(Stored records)
[Begin]

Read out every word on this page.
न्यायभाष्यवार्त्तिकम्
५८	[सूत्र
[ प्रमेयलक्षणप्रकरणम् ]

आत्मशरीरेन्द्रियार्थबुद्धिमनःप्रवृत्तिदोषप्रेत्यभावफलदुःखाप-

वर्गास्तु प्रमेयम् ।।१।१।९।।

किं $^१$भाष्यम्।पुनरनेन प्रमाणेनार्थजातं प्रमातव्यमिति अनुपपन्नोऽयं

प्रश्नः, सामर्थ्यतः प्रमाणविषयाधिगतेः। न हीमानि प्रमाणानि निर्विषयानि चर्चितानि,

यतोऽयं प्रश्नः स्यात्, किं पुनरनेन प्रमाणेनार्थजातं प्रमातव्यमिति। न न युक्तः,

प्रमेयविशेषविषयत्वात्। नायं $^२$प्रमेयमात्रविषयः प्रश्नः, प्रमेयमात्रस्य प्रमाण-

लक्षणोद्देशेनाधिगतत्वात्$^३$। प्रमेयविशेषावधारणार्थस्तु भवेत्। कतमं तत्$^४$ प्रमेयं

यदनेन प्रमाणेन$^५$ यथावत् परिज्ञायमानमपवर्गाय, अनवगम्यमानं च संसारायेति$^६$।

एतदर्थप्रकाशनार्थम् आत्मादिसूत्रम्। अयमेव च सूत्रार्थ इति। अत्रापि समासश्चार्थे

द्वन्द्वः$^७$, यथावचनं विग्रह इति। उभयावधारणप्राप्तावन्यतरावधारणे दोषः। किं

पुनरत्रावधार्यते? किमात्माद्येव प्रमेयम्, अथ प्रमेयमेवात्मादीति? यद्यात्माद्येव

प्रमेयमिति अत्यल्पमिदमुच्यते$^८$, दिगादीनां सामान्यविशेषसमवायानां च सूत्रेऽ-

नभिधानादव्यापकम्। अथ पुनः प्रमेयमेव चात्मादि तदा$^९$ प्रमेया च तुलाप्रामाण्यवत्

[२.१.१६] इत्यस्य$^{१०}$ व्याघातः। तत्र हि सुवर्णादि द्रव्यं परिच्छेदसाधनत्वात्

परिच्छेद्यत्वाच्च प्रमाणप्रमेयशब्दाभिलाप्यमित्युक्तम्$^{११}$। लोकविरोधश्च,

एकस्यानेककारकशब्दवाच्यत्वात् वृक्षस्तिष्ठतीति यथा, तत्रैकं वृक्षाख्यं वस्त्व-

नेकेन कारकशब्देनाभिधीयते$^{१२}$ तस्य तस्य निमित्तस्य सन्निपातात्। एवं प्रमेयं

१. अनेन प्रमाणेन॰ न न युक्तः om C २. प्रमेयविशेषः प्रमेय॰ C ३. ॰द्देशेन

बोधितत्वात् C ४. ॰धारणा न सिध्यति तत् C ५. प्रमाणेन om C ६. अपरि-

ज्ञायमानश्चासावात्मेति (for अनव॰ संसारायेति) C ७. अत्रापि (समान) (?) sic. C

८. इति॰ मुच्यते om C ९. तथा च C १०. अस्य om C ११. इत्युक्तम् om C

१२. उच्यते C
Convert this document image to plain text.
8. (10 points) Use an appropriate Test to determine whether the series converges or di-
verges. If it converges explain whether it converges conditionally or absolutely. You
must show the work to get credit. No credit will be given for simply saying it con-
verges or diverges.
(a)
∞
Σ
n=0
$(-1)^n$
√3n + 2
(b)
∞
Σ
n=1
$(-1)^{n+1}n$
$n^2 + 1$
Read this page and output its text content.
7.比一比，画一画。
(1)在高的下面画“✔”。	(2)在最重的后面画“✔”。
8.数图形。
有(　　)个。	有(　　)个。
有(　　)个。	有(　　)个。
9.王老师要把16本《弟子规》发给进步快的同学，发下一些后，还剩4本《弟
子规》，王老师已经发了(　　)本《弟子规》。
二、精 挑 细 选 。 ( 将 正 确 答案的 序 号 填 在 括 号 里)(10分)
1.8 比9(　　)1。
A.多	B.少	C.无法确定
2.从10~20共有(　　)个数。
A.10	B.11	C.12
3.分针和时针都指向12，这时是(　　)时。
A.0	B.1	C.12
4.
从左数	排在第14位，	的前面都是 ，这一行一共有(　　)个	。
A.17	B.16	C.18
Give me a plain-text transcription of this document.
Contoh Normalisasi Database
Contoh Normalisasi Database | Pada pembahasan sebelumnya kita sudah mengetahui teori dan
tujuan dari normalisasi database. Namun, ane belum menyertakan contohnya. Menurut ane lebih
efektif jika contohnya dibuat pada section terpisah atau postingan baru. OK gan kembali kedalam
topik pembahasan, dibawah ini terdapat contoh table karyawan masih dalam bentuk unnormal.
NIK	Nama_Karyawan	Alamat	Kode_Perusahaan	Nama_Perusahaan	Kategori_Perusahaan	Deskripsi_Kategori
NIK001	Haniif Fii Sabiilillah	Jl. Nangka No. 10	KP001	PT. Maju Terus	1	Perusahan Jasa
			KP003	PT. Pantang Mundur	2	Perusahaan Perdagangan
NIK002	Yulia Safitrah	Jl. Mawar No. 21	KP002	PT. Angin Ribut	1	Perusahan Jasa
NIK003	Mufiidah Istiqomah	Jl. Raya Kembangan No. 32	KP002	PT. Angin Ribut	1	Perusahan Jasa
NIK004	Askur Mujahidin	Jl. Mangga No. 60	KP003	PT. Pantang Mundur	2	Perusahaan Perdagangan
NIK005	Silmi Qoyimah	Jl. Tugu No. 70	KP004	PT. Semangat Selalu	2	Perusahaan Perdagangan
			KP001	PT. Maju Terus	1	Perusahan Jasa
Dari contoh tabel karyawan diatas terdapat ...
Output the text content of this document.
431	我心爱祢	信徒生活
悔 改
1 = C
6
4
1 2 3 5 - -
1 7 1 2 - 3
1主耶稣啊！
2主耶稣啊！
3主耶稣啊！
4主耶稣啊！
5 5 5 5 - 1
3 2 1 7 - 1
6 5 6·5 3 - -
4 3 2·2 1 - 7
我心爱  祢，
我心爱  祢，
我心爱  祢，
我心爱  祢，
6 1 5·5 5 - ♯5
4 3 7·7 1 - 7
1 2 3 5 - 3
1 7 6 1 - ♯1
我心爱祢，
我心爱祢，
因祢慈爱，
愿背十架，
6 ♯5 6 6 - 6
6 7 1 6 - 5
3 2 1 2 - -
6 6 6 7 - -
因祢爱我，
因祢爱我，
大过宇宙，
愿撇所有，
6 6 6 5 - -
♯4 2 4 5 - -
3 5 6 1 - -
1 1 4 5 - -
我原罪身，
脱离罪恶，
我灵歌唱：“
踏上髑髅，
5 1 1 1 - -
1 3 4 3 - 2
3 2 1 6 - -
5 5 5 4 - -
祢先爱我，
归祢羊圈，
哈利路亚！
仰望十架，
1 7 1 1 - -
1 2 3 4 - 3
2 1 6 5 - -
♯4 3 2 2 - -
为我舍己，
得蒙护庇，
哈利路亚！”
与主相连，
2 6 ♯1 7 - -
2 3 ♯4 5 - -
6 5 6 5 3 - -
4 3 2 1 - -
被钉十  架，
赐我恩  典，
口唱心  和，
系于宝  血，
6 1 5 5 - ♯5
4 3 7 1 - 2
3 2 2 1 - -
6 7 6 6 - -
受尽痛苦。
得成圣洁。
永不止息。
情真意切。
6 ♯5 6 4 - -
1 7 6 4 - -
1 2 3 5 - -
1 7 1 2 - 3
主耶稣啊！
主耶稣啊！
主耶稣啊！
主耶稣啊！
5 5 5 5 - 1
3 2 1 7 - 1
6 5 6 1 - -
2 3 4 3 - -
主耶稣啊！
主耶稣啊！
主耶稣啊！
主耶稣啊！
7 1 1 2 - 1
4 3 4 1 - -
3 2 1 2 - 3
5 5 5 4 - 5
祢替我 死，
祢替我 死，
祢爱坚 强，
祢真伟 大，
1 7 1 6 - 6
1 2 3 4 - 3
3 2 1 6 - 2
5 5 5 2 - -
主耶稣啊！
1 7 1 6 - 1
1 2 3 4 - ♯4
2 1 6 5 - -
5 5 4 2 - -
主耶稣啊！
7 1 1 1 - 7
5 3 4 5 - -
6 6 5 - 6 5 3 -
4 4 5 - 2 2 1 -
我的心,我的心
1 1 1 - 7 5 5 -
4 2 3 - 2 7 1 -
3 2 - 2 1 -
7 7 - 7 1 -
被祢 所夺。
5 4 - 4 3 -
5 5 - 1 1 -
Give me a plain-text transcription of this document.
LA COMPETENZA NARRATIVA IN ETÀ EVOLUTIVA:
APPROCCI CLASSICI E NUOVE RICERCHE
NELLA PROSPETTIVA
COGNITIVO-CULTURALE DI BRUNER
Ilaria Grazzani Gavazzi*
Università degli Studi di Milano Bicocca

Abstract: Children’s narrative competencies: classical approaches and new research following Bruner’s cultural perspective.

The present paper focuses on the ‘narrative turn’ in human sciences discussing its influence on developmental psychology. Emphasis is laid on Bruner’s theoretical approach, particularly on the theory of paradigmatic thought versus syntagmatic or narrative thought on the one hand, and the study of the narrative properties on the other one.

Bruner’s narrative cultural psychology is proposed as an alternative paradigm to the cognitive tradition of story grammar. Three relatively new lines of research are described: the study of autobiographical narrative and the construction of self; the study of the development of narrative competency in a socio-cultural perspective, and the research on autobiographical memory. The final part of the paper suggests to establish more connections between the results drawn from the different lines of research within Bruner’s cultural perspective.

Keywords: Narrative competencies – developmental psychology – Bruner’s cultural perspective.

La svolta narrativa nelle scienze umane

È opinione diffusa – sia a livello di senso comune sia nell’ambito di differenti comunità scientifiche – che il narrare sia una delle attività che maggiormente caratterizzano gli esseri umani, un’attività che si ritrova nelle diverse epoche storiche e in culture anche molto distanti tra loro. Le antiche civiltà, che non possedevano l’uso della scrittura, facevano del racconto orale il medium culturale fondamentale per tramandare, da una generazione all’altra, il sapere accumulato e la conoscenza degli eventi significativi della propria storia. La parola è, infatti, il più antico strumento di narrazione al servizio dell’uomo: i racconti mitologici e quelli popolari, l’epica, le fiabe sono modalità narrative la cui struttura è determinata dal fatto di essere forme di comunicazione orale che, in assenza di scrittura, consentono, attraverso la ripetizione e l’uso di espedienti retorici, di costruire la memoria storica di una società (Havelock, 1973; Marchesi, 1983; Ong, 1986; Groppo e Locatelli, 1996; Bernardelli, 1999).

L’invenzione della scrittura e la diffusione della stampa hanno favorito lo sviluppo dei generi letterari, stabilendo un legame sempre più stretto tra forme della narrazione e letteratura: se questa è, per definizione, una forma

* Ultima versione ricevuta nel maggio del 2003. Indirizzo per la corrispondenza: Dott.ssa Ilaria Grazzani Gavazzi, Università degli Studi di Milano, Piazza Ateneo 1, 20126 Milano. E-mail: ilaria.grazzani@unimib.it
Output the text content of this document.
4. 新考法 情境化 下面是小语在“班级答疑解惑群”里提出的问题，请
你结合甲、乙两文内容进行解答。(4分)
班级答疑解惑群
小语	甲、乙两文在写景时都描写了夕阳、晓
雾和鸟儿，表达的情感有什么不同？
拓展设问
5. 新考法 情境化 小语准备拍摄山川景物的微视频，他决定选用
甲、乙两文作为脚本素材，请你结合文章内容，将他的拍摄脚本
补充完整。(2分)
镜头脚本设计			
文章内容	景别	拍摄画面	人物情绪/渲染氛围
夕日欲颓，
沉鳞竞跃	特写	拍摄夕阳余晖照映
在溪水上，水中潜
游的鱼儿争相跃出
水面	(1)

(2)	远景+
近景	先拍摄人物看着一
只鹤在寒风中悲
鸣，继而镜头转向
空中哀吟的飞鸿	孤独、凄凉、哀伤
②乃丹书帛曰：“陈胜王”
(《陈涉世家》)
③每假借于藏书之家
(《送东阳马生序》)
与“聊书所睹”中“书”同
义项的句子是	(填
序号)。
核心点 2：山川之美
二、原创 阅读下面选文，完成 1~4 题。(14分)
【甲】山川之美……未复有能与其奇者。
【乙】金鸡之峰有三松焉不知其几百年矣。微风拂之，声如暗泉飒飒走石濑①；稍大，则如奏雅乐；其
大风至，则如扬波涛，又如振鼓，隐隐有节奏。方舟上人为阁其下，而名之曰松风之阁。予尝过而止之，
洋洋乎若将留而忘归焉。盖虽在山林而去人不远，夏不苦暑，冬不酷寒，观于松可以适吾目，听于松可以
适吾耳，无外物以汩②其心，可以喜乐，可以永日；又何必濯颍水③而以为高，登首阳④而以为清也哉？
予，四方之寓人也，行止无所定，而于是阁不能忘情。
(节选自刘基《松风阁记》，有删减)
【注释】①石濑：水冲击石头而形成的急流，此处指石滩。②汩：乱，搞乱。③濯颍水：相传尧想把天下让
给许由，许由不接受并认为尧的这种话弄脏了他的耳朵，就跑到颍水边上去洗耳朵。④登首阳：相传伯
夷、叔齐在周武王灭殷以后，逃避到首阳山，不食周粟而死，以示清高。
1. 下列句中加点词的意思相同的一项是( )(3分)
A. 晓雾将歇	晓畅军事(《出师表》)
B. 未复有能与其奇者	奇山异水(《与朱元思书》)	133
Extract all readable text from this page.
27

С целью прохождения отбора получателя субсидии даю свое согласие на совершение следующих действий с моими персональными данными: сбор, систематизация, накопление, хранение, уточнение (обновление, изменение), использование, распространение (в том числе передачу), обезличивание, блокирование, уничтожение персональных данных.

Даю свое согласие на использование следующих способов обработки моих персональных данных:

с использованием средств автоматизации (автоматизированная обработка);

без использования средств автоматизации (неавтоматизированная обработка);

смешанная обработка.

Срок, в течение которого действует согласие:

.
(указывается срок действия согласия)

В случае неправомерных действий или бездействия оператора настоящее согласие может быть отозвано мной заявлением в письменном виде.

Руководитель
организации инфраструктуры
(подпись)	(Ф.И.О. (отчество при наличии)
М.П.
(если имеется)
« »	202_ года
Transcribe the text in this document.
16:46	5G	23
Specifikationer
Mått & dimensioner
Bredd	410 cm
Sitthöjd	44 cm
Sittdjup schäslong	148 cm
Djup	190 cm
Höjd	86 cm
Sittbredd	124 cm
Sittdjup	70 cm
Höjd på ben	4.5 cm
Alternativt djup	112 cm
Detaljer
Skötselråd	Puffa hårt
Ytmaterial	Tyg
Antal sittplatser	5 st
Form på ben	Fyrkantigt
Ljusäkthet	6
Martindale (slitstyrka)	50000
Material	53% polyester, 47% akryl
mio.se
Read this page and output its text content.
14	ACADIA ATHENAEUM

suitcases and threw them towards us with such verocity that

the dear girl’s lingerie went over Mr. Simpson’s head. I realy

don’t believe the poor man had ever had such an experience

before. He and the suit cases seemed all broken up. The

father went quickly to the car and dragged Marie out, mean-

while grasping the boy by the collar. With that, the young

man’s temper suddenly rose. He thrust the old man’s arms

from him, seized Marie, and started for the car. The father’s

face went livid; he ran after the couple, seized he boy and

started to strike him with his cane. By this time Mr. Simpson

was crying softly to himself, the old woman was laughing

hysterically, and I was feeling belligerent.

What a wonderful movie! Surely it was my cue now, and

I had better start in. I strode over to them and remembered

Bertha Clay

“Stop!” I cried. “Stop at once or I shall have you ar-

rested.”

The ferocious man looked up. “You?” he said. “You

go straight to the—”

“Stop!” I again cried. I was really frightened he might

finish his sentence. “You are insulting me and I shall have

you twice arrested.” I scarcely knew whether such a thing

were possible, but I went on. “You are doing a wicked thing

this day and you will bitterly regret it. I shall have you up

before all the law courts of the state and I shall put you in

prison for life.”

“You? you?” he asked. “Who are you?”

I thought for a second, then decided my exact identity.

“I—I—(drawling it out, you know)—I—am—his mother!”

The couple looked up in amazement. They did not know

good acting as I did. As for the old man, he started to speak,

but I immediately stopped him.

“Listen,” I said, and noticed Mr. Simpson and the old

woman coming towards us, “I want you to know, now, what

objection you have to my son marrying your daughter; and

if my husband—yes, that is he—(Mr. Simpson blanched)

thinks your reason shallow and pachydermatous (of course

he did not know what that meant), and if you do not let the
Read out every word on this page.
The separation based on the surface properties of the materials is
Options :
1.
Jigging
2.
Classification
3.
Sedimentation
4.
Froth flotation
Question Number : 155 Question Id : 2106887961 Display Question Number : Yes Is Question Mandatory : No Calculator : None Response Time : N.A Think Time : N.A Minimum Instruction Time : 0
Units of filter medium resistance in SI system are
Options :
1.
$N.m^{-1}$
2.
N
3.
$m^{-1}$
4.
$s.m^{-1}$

[End]

--- Set exercise ---
Leave out every line without the string "свое" and copy the rest.

--- Correct result ---
С целью прохождения отбора получателя субсидии даю свое согласие на совершение следующих действий с моими персональными данными: сбор, систематизация, накопление, хранение, уточнение (обновление, изменение), использование, распространение (в том числе передачу), обезличивание, блокирование, уничтожение персональных данных.
Даю свое согласие на использование следующих способов обработки моих персональных данных:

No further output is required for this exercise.